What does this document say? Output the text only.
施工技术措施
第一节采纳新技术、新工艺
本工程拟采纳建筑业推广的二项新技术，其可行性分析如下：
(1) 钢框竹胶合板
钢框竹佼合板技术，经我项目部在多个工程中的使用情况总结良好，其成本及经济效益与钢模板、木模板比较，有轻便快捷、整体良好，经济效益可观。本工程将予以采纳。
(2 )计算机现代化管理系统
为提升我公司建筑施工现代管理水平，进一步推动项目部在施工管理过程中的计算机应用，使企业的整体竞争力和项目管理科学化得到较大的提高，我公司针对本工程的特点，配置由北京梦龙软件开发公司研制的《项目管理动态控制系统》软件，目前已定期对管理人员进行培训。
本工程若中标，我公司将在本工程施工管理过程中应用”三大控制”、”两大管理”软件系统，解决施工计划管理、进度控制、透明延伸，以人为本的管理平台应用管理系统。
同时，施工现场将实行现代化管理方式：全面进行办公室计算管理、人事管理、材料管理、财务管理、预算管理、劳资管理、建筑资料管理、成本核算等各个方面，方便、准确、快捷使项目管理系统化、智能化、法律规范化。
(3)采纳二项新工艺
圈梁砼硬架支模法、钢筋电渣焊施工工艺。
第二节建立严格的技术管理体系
----
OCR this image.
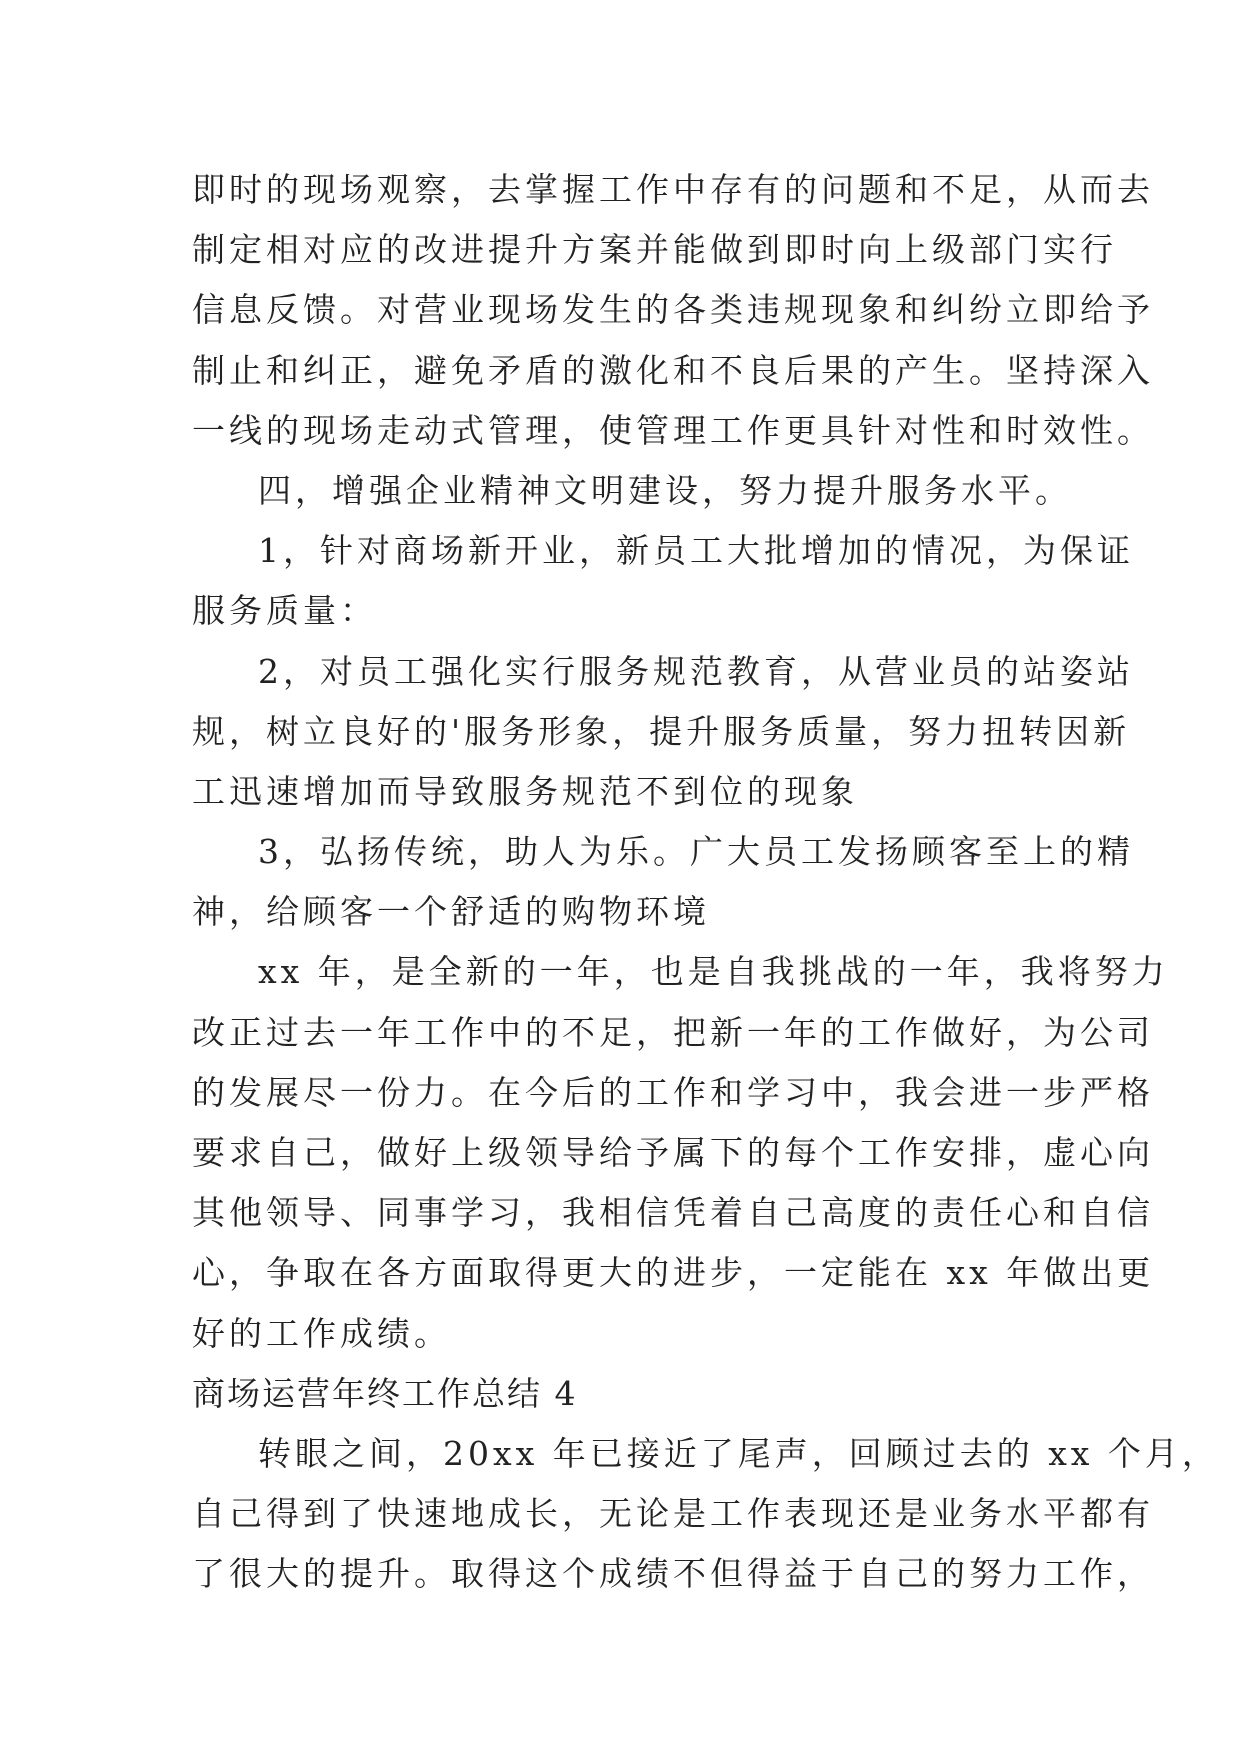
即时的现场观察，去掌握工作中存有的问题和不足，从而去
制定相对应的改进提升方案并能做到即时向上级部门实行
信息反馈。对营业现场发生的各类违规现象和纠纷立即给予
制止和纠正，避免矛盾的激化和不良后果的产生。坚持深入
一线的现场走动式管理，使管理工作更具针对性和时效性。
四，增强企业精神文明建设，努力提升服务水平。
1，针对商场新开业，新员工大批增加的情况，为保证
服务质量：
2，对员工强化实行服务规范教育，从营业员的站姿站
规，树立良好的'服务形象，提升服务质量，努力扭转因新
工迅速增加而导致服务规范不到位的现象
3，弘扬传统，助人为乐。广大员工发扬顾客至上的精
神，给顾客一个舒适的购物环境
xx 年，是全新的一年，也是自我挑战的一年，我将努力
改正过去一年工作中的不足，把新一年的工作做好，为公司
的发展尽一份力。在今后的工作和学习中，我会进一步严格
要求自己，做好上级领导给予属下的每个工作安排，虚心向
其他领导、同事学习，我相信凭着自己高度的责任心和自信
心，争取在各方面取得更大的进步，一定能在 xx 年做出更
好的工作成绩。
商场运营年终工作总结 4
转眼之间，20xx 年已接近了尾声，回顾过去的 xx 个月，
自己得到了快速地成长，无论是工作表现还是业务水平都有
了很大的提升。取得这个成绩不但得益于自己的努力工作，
----
Give only the number of lines in the data that hold the word "this".

**Task solution:** 2